Required work: Search the material for the word "aged" and report each line where it turns up.

Stored data
--------------------

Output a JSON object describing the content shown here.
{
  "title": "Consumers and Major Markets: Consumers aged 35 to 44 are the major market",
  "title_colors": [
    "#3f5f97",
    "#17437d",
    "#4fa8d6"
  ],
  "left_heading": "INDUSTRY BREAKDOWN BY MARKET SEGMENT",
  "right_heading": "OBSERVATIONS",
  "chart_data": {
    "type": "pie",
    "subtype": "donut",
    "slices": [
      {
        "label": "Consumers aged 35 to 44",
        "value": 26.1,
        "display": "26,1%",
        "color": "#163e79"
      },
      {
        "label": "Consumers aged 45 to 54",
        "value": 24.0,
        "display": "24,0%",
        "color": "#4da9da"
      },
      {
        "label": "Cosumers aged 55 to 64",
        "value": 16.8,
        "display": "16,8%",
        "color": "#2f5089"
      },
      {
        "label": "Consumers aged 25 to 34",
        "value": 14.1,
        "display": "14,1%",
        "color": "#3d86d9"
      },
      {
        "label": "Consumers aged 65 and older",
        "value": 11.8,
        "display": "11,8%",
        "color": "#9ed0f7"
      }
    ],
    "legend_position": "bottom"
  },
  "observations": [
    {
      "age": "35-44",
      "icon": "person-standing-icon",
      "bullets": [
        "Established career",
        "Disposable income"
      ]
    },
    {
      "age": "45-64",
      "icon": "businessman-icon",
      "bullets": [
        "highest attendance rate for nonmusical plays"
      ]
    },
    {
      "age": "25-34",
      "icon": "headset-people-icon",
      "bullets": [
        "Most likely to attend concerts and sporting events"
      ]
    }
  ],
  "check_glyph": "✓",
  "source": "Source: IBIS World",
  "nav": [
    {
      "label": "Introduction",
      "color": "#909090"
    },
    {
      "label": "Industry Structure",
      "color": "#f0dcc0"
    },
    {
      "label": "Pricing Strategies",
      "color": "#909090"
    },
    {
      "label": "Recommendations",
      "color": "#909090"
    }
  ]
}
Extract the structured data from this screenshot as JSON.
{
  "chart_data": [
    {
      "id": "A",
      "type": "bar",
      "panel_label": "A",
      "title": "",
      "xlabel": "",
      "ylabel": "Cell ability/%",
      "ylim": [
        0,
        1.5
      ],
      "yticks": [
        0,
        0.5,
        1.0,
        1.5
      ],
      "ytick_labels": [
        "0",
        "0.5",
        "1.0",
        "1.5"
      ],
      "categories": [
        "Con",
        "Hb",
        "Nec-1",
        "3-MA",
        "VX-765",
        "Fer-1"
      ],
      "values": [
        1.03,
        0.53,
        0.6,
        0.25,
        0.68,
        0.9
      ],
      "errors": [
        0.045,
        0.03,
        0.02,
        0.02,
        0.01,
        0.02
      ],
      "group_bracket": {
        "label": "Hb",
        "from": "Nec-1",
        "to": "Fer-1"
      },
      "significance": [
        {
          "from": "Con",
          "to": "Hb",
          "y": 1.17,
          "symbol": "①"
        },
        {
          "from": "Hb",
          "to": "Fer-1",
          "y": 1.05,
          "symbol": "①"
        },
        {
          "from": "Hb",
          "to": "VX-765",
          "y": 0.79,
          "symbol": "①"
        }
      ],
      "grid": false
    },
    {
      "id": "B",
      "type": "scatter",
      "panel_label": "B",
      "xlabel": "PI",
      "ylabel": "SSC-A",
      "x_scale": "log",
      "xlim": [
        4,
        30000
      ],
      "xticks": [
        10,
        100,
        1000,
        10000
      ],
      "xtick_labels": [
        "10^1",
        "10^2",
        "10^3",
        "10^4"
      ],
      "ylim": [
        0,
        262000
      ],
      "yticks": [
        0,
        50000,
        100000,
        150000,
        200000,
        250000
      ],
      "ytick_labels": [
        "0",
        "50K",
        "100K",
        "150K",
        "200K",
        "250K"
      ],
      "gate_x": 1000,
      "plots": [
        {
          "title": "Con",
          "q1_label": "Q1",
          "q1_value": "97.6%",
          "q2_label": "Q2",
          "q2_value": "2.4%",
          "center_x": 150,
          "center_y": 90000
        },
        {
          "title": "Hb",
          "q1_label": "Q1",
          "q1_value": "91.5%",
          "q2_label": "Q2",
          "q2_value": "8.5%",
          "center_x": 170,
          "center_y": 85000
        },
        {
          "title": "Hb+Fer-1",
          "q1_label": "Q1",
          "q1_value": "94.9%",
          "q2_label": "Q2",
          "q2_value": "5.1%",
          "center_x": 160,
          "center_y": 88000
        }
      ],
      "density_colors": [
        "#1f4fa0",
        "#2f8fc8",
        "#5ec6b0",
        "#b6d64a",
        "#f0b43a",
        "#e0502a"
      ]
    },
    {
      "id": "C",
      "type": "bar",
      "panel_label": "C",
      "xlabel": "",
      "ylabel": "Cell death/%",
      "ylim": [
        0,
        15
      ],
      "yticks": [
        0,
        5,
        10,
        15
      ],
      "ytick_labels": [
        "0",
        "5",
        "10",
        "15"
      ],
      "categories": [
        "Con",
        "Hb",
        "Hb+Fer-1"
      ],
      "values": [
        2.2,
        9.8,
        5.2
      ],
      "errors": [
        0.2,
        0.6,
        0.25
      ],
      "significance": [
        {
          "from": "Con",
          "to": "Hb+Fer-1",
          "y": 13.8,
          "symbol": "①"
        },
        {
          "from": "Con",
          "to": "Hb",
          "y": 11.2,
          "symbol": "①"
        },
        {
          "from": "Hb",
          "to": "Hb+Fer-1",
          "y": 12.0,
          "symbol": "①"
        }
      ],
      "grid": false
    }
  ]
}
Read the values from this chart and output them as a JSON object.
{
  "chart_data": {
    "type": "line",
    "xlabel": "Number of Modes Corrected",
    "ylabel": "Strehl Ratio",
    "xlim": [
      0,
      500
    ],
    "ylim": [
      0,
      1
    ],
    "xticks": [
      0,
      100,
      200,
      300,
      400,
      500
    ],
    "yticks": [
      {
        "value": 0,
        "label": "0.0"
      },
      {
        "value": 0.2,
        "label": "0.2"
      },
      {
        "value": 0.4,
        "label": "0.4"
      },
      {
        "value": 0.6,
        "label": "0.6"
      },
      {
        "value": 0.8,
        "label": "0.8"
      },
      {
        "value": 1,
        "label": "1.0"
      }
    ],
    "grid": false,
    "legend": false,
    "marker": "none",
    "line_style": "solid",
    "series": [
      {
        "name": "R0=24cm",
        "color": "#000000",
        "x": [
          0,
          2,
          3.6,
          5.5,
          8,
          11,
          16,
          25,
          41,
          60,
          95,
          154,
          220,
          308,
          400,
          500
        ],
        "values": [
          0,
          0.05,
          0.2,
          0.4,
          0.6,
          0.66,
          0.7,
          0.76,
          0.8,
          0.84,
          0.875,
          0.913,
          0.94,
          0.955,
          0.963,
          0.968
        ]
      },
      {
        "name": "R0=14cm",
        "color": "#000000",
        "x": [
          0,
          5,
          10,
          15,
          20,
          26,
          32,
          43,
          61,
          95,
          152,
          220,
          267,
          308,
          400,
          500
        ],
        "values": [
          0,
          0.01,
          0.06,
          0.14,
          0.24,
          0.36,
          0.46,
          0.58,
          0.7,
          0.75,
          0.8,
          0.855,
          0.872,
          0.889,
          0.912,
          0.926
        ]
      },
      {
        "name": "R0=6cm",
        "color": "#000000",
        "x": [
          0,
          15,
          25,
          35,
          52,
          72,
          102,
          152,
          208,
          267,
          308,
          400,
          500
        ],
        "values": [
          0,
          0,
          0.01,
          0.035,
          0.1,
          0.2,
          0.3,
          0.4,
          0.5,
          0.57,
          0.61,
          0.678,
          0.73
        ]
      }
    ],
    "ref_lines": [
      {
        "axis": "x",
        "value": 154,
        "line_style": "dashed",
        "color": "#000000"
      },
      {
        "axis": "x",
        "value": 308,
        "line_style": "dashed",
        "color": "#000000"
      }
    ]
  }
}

--------------------

The solution:
  "title": "Consumers and Major Markets: Consumers aged 35 to 44 are the major market",
        "label": "Consumers aged 35 to 44",
        "label": "Consumers aged 45 to 54",
        "label": "Cosumers aged 55 to 64",
        "label": "Consumers aged 25 to 34",
        "label": "Consumers aged 65 and older",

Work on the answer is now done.